• **Task brief**:
From the records below, pull each line that has "Model".

• **Record list**:
§
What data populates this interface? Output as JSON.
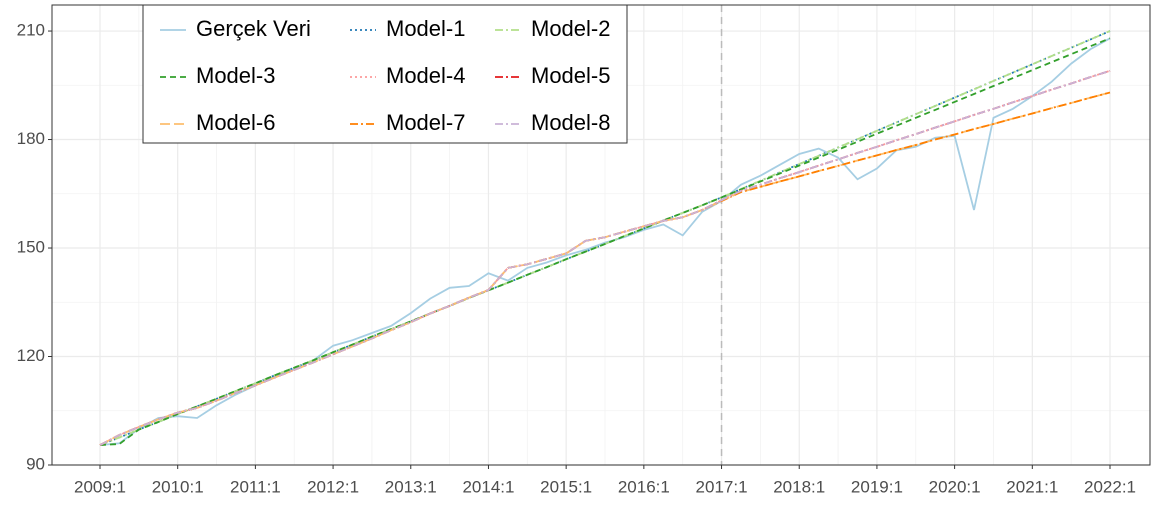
{
  "chart_data": {
    "type": "line",
    "categories": [
      "2009:1",
      null,
      null,
      null,
      "2010:1",
      null,
      null,
      null,
      "2011:1",
      null,
      null,
      null,
      "2012:1",
      null,
      null,
      null,
      "2013:1",
      null,
      null,
      null,
      "2014:1",
      null,
      null,
      null,
      "2015:1",
      null,
      null,
      null,
      "2016:1",
      null,
      null,
      null,
      "2017:1",
      null,
      null,
      null,
      "2018:1",
      null,
      null,
      null,
      "2019:1",
      null,
      null,
      null,
      "2020:1",
      null,
      null,
      null,
      "2021:1",
      null,
      null,
      null,
      "2022:1"
    ],
    "ylim": [
      90,
      217.2
    ],
    "yticks": [
      90,
      120,
      150,
      180,
      210
    ],
    "grid": true,
    "vline": "2017:1",
    "legend": "top-left",
    "series": [
      {
        "name": "Gerçek Veri",
        "color": "#a6cee3",
        "dash": "none",
        "values": [
          95.5,
          96,
          100,
          103,
          103.5,
          103,
          106.5,
          109.5,
          112,
          114.5,
          116.5,
          119,
          123,
          124.5,
          126.5,
          128.5,
          132,
          136,
          139,
          139.5,
          143,
          141,
          144.5,
          146,
          148,
          149.5,
          151.5,
          153,
          155,
          156.5,
          153.5,
          160,
          163,
          167.5,
          170,
          173,
          176,
          177.5,
          175,
          169,
          172,
          177,
          178,
          180.5,
          181,
          160.5,
          186,
          188.5,
          192,
          196,
          201,
          205,
          208
        ]
      },
      {
        "name": "Model-1",
        "color": "#1f78b4",
        "dash": "2,3",
        "values": [
          95.5,
          97.6,
          99.8,
          101.9,
          104.1,
          106.2,
          108.3,
          110.5,
          112.6,
          114.8,
          116.9,
          119.0,
          121.2,
          123.3,
          125.5,
          127.6,
          129.7,
          131.9,
          134.0,
          136.2,
          138.3,
          140.4,
          142.6,
          144.7,
          146.9,
          149.0,
          151.1,
          153.3,
          155.4,
          157.6,
          159.7,
          161.8,
          164.0,
          166.3,
          168.6,
          170.9,
          173.2,
          175.5,
          177.8,
          180.1,
          182.4,
          184.7,
          187.0,
          189.3,
          191.6,
          193.9,
          196.2,
          198.5,
          200.8,
          203.1,
          205.4,
          207.7,
          210.0
        ]
      },
      {
        "name": "Model-2",
        "color": "#b2df8a",
        "dash": "8,3,2,3",
        "values": [
          95.5,
          97.6,
          99.8,
          101.9,
          104.1,
          106.2,
          108.3,
          110.5,
          112.6,
          114.8,
          116.9,
          119.0,
          121.2,
          123.3,
          125.5,
          127.6,
          129.7,
          131.9,
          134.0,
          136.2,
          138.3,
          140.4,
          142.6,
          144.7,
          146.9,
          149.0,
          151.1,
          153.3,
          155.4,
          157.6,
          159.7,
          161.8,
          164.0,
          166.3,
          168.6,
          170.9,
          173.2,
          175.5,
          177.8,
          180.1,
          182.4,
          184.7,
          187.0,
          189.3,
          191.6,
          193.9,
          196.2,
          198.5,
          200.8,
          203.1,
          205.4,
          207.7,
          210.0
        ]
      },
      {
        "name": "Model-3",
        "color": "#33a02c",
        "dash": "6,4",
        "values": [
          95.5,
          95.8,
          99.8,
          101.9,
          104.1,
          106.2,
          108.3,
          110.5,
          112.6,
          114.8,
          116.9,
          119.0,
          121.2,
          123.3,
          125.5,
          127.6,
          129.7,
          131.9,
          134.0,
          136.2,
          138.3,
          140.4,
          142.6,
          144.7,
          146.9,
          149.0,
          151.1,
          153.3,
          155.4,
          157.6,
          159.7,
          161.8,
          164.0,
          166.2,
          168.4,
          170.6,
          172.8,
          175.0,
          177.2,
          179.4,
          181.6,
          183.8,
          186.0,
          188.2,
          190.4,
          192.6,
          194.8,
          197.0,
          199.2,
          201.4,
          203.6,
          205.8,
          208.0
        ]
      },
      {
        "name": "Model-4",
        "color": "#fb9a99",
        "dash": "2,3",
        "values": [
          95.5,
          98.3,
          100.5,
          102.6,
          104.5,
          105.8,
          107.8,
          110.0,
          112.0,
          114.2,
          116.3,
          118.4,
          120.6,
          122.8,
          125.0,
          127.3,
          129.5,
          131.9,
          134.0,
          136.3,
          138.4,
          144.5,
          145.5,
          147.0,
          148.5,
          152.0,
          153.0,
          154.5,
          156.0,
          157.5,
          158.5,
          160.5,
          163.2,
          165.8,
          167.5,
          169.3,
          171.0,
          172.8,
          174.5,
          176.3,
          178.0,
          179.8,
          181.5,
          183.3,
          185.0,
          186.8,
          188.5,
          190.3,
          192.0,
          193.8,
          195.5,
          197.3,
          199.0
        ]
      },
      {
        "name": "Model-5",
        "color": "#e31a1c",
        "dash": "8,3,2,3",
        "values": [
          95.5,
          98.3,
          100.5,
          102.6,
          104.5,
          105.8,
          107.8,
          110.0,
          112.0,
          114.2,
          116.3,
          118.4,
          120.6,
          122.8,
          125.0,
          127.3,
          129.5,
          131.9,
          134.0,
          136.3,
          138.4,
          144.5,
          145.5,
          147.0,
          148.5,
          152.0,
          153.0,
          154.5,
          156.0,
          157.5,
          158.5,
          160.5,
          163.2,
          165.8,
          167.5,
          169.3,
          171.0,
          172.8,
          174.5,
          176.3,
          178.0,
          179.8,
          181.5,
          183.3,
          185.0,
          186.8,
          188.5,
          190.3,
          192.0,
          193.8,
          195.5,
          197.3,
          199.0
        ]
      },
      {
        "name": "Model-6",
        "color": "#fdbf6f",
        "dash": "10,4",
        "values": [
          95.5,
          98.3,
          100.5,
          102.6,
          104.5,
          105.8,
          107.8,
          110.0,
          112.0,
          114.2,
          116.3,
          118.4,
          120.6,
          122.8,
          125.0,
          127.3,
          129.5,
          131.9,
          134.0,
          136.3,
          138.4,
          144.5,
          145.5,
          147.0,
          148.5,
          152.0,
          153.0,
          154.5,
          156.0,
          157.5,
          158.5,
          160.5,
          163.0,
          165.5,
          166.9,
          168.4,
          169.8,
          171.3,
          172.7,
          174.2,
          175.6,
          177.1,
          178.5,
          180.0,
          181.4,
          182.9,
          184.3,
          185.8,
          187.2,
          188.7,
          190.1,
          191.6,
          193.0
        ]
      },
      {
        "name": "Model-7",
        "color": "#ff7f00",
        "dash": "8,3,2,3",
        "values": [
          95.5,
          98.3,
          100.5,
          102.6,
          104.5,
          105.8,
          107.8,
          110.0,
          112.0,
          114.2,
          116.3,
          118.4,
          120.6,
          122.8,
          125.0,
          127.3,
          129.5,
          131.9,
          134.0,
          136.3,
          138.4,
          144.5,
          145.5,
          147.0,
          148.5,
          152.0,
          153.0,
          154.5,
          156.0,
          157.5,
          158.5,
          160.5,
          163.0,
          165.5,
          166.9,
          168.4,
          169.8,
          171.3,
          172.7,
          174.2,
          175.6,
          177.1,
          178.5,
          180.0,
          181.4,
          182.9,
          184.3,
          185.8,
          187.2,
          188.7,
          190.1,
          191.6,
          193.0
        ]
      },
      {
        "name": "Model-8",
        "color": "#cab2d6",
        "dash": "8,3,2,3",
        "values": [
          95.5,
          98.3,
          100.5,
          102.6,
          104.5,
          105.8,
          107.8,
          110.0,
          112.0,
          114.2,
          116.3,
          118.4,
          120.6,
          122.8,
          125.0,
          127.3,
          129.5,
          131.9,
          134.0,
          136.3,
          138.4,
          144.5,
          145.5,
          147.0,
          148.5,
          152.0,
          153.0,
          154.5,
          156.0,
          157.5,
          158.5,
          160.5,
          163.2,
          165.8,
          167.5,
          169.3,
          171.0,
          172.8,
          174.5,
          176.3,
          178.0,
          179.8,
          181.5,
          183.3,
          185.0,
          186.8,
          188.5,
          190.3,
          192.0,
          193.8,
          195.5,
          197.3,
          199.0
        ]
      }
    ]
  }
}
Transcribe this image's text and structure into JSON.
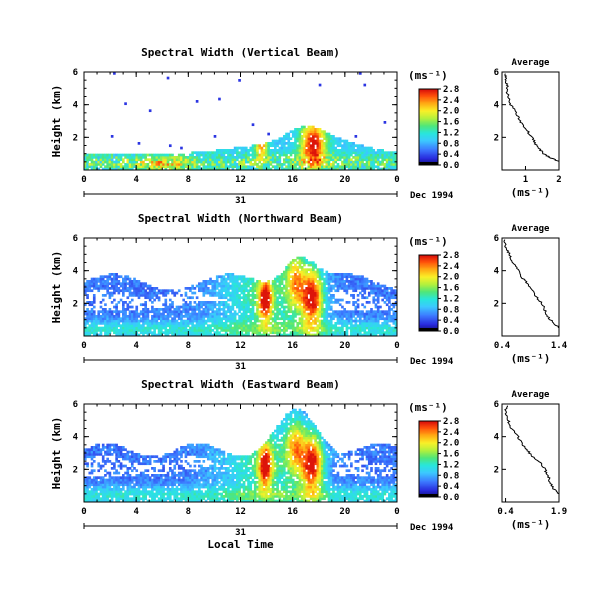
§
• **Reply to the task**:
        "name": "Model-1",
        "name": "Model-2",
        "name": "Model-3",
        "name": "Model-4",
        "name": "Model-5",
        "name": "Model-6",
        "name": "Model-7",
        "name": "Model-8",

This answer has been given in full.